• [EXERCISE MATERIAL]
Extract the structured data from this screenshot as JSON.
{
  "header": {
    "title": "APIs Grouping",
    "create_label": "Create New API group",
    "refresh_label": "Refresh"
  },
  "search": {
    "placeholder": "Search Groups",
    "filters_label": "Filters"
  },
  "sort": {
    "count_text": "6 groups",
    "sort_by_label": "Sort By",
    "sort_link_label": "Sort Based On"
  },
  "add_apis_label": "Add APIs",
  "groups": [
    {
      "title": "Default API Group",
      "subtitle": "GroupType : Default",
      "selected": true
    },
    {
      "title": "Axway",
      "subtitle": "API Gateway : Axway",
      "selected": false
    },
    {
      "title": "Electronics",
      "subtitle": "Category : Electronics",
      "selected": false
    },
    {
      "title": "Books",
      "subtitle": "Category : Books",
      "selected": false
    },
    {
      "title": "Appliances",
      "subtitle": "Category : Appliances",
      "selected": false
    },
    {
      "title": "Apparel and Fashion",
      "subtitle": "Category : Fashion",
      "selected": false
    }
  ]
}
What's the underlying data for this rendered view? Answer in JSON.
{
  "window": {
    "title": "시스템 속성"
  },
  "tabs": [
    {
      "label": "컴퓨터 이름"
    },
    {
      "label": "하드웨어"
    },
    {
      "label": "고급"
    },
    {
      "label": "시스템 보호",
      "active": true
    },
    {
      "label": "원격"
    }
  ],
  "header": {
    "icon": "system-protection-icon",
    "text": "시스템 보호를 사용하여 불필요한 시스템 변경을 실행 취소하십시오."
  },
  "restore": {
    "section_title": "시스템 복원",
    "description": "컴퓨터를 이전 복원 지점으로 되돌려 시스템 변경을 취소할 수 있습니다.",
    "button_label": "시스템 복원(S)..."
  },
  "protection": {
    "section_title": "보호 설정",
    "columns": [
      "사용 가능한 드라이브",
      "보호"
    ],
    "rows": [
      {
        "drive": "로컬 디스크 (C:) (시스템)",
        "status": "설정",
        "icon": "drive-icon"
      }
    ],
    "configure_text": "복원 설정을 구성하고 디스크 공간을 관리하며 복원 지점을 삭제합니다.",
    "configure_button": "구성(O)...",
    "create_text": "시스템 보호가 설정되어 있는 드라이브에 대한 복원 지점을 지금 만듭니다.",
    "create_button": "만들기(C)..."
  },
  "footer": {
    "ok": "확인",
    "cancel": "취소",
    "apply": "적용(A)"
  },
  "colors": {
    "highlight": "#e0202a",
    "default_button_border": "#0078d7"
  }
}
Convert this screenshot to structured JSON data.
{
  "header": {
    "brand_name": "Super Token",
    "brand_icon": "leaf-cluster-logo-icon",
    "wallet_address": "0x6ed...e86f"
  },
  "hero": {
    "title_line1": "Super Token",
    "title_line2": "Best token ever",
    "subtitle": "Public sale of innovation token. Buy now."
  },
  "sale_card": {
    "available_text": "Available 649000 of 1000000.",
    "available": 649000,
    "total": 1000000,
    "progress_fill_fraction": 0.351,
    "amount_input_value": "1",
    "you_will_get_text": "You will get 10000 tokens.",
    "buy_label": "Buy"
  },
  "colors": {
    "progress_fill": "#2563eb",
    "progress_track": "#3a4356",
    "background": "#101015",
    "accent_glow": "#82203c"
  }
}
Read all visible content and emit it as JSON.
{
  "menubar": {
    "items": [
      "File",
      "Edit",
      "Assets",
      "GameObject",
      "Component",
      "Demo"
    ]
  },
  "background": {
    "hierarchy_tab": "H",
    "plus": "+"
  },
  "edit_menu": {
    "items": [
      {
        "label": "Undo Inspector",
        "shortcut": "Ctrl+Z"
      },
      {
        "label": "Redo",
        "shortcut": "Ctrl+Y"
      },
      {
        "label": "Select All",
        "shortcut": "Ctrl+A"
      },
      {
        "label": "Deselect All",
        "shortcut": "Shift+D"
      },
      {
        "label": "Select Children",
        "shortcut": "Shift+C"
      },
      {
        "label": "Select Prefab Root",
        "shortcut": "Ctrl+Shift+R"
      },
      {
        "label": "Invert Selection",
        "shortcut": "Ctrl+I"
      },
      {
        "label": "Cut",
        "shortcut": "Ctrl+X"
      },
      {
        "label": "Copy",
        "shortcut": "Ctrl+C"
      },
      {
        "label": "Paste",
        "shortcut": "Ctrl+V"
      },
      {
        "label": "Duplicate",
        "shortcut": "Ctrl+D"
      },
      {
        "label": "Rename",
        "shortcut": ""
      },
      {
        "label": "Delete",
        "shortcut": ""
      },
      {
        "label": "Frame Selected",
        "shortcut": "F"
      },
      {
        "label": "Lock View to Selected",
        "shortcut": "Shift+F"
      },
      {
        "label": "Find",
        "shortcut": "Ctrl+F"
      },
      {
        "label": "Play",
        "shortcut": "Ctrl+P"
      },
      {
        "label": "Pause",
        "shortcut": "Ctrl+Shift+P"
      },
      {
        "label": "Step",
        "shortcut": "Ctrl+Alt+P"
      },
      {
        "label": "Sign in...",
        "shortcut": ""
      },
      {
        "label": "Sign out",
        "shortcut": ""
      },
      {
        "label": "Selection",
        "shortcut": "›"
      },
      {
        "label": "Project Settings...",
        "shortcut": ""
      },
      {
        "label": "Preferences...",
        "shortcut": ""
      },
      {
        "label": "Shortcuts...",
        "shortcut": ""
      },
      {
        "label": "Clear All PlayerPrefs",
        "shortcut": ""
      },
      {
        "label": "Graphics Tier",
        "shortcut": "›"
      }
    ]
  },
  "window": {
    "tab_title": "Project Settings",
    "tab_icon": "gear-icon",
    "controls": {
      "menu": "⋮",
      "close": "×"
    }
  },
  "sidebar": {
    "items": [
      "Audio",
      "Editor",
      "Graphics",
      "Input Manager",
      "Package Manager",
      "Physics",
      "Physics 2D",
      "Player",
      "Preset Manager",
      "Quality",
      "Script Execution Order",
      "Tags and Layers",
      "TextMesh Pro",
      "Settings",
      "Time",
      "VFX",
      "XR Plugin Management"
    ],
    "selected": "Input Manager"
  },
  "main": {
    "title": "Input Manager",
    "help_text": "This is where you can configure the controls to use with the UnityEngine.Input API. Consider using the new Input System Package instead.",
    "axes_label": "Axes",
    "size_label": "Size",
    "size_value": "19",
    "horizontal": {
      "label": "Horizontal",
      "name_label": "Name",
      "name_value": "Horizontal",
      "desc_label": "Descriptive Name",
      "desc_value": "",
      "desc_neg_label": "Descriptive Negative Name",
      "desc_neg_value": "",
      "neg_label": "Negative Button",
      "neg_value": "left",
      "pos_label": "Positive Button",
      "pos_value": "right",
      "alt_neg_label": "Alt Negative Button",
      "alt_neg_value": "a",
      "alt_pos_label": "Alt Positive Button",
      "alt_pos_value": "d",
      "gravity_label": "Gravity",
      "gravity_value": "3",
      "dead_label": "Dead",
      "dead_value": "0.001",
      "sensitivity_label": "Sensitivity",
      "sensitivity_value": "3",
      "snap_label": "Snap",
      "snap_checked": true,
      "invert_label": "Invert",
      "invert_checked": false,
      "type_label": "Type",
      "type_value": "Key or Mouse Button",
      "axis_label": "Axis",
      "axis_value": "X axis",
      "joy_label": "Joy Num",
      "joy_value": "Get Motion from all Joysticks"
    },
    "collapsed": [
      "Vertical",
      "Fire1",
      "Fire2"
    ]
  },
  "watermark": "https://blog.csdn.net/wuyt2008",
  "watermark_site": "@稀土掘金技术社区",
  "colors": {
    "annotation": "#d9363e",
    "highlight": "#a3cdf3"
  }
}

• [TASK INSTRUCTIONS] Every entry above needs to be quoted exactly.

• [EXPECTED ANSWER]
Extract the structured data from this screenshot as JSON.
{
  "header": {
    "title": "APIs Grouping",
    "create_label": "Create New API group",
    "refresh_label": "Refresh"
  },
  "search": {
    "placeholder": "Search Groups",
    "filters_label": "Filters"
  },
  "sort": {
    "count_text": "6 groups",
    "sort_by_label": "Sort By",
    "sort_link_label": "Sort Based On"
  },
  "add_apis_label": "Add APIs",
  "groups": [
    {
      "title": "Default API Group",
      "subtitle": "GroupType : Default",
      "selected": true
    },
    {
      "title": "Axway",
      "subtitle": "API Gateway : Axway",
      "selected": false
    },
    {
      "title": "Electronics",
      "subtitle": "Category : Electronics",
      "selected": false
    },
    {
      "title": "Books",
      "subtitle": "Category : Books",
      "selected": false
    },
    {
      "title": "Appliances",
      "subtitle": "Category : Appliances",
      "selected": false
    },
    {
      "title": "Apparel and Fashion",
      "subtitle": "Category : Fashion",
      "selected": false
    }
  ]
}
What's the underlying data for this rendered view? Answer in JSON.
{
  "window": {
    "title": "시스템 속성"
  },
  "tabs": [
    {
      "label": "컴퓨터 이름"
    },
    {
      "label": "하드웨어"
    },
    {
      "label": "고급"
    },
    {
      "label": "시스템 보호",
      "active": true
    },
    {
      "label": "원격"
    }
  ],
  "header": {
    "icon": "system-protection-icon",
    "text": "시스템 보호를 사용하여 불필요한 시스템 변경을 실행 취소하십시오."
  },
  "restore": {
    "section_title": "시스템 복원",
    "description": "컴퓨터를 이전 복원 지점으로 되돌려 시스템 변경을 취소할 수 있습니다.",
    "button_label": "시스템 복원(S)..."
  },
  "protection": {
    "section_title": "보호 설정",
    "columns": [
      "사용 가능한 드라이브",
      "보호"
    ],
    "rows": [
      {
        "drive": "로컬 디스크 (C:) (시스템)",
        "status": "설정",
        "icon": "drive-icon"
      }
    ],
    "configure_text": "복원 설정을 구성하고 디스크 공간을 관리하며 복원 지점을 삭제합니다.",
    "configure_button": "구성(O)...",
    "create_text": "시스템 보호가 설정되어 있는 드라이브에 대한 복원 지점을 지금 만듭니다.",
    "create_button": "만들기(C)..."
  },
  "footer": {
    "ok": "확인",
    "cancel": "취소",
    "apply": "적용(A)"
  },
  "colors": {
    "highlight": "#e0202a",
    "default_button_border": "#0078d7"
  }
}
Convert this screenshot to structured JSON data.
{
  "header": {
    "brand_name": "Super Token",
    "brand_icon": "leaf-cluster-logo-icon",
    "wallet_address": "0x6ed...e86f"
  },
  "hero": {
    "title_line1": "Super Token",
    "title_line2": "Best token ever",
    "subtitle": "Public sale of innovation token. Buy now."
  },
  "sale_card": {
    "available_text": "Available 649000 of 1000000.",
    "available": 649000,
    "total": 1000000,
    "progress_fill_fraction": 0.351,
    "amount_input_value": "1",
    "you_will_get_text": "You will get 10000 tokens.",
    "buy_label": "Buy"
  },
  "colors": {
    "progress_fill": "#2563eb",
    "progress_track": "#3a4356",
    "background": "#101015",
    "accent_glow": "#82203c"
  }
}
Read all visible content and emit it as JSON.
{
  "menubar": {
    "items": [
      "File",
      "Edit",
      "Assets",
      "GameObject",
      "Component",
      "Demo"
    ]
  },
  "background": {
    "hierarchy_tab": "H",
    "plus": "+"
  },
  "edit_menu": {
    "items": [
      {
        "label": "Undo Inspector",
        "shortcut": "Ctrl+Z"
      },
      {
        "label": "Redo",
        "shortcut": "Ctrl+Y"
      },
      {
        "label": "Select All",
        "shortcut": "Ctrl+A"
      },
      {
        "label": "Deselect All",
        "shortcut": "Shift+D"
      },
      {
        "label": "Select Children",
        "shortcut": "Shift+C"
      },
      {
        "label": "Select Prefab Root",
        "shortcut": "Ctrl+Shift+R"
      },
      {
        "label": "Invert Selection",
        "shortcut": "Ctrl+I"
      },
      {
        "label": "Cut",
        "shortcut": "Ctrl+X"
      },
      {
        "label": "Copy",
        "shortcut": "Ctrl+C"
      },
      {
        "label": "Paste",
        "shortcut": "Ctrl+V"
      },
      {
        "label": "Duplicate",
        "shortcut": "Ctrl+D"
      },
      {
        "label": "Rename",
        "shortcut": ""
      },
      {
        "label": "Delete",
        "shortcut": ""
      },
      {
        "label": "Frame Selected",
        "shortcut": "F"
      },
      {
        "label": "Lock View to Selected",
        "shortcut": "Shift+F"
      },
      {
        "label": "Find",
        "shortcut": "Ctrl+F"
      },
      {
        "label": "Play",
        "shortcut": "Ctrl+P"
      },
      {
        "label": "Pause",
        "shortcut": "Ctrl+Shift+P"
      },
      {
        "label": "Step",
        "shortcut": "Ctrl+Alt+P"
      },
      {
        "label": "Sign in...",
        "shortcut": ""
      },
      {
        "label": "Sign out",
        "shortcut": ""
      },
      {
        "label": "Selection",
        "shortcut": "›"
      },
      {
        "label": "Project Settings...",
        "shortcut": ""
      },
      {
        "label": "Preferences...",
        "shortcut": ""
      },
      {
        "label": "Shortcuts...",
        "shortcut": ""
      },
      {
        "label": "Clear All PlayerPrefs",
        "shortcut": ""
      },
      {
        "label": "Graphics Tier",
        "shortcut": "›"
      }
    ]
  },
  "window": {
    "tab_title": "Project Settings",
    "tab_icon": "gear-icon",
    "controls": {
      "menu": "⋮",
      "close": "×"
    }
  },
  "sidebar": {
    "items": [
      "Audio",
      "Editor",
      "Graphics",
      "Input Manager",
      "Package Manager",
      "Physics",
      "Physics 2D",
      "Player",
      "Preset Manager",
      "Quality",
      "Script Execution Order",
      "Tags and Layers",
      "TextMesh Pro",
      "Settings",
      "Time",
      "VFX",
      "XR Plugin Management"
    ],
    "selected": "Input Manager"
  },
  "main": {
    "title": "Input Manager",
    "help_text": "This is where you can configure the controls to use with the UnityEngine.Input API. Consider using the new Input System Package instead.",
    "axes_label": "Axes",
    "size_label": "Size",
    "size_value": "19",
    "horizontal": {
      "label": "Horizontal",
      "name_label": "Name",
      "name_value": "Horizontal",
      "desc_label": "Descriptive Name",
      "desc_value": "",
      "desc_neg_label": "Descriptive Negative Name",
      "desc_neg_value": "",
      "neg_label": "Negative Button",
      "neg_value": "left",
      "pos_label": "Positive Button",
      "pos_value": "right",
      "alt_neg_label": "Alt Negative Button",
      "alt_neg_value": "a",
      "alt_pos_label": "Alt Positive Button",
      "alt_pos_value": "d",
      "gravity_label": "Gravity",
      "gravity_value": "3",
      "dead_label": "Dead",
      "dead_value": "0.001",
      "sensitivity_label": "Sensitivity",
      "sensitivity_value": "3",
      "snap_label": "Snap",
      "snap_checked": true,
      "invert_label": "Invert",
      "invert_checked": false,
      "type_label": "Type",
      "type_value": "Key or Mouse Button",
      "axis_label": "Axis",
      "axis_value": "X axis",
      "joy_label": "Joy Num",
      "joy_value": "Get Motion from all Joysticks"
    },
    "collapsed": [
      "Vertical",
      "Fire1",
      "Fire2"
    ]
  },
  "watermark": "https://blog.csdn.net/wuyt2008",
  "watermark_site": "@稀土掘金技术社区",
  "colors": {
    "annotation": "#d9363e",
    "highlight": "#a3cdf3"
  }
}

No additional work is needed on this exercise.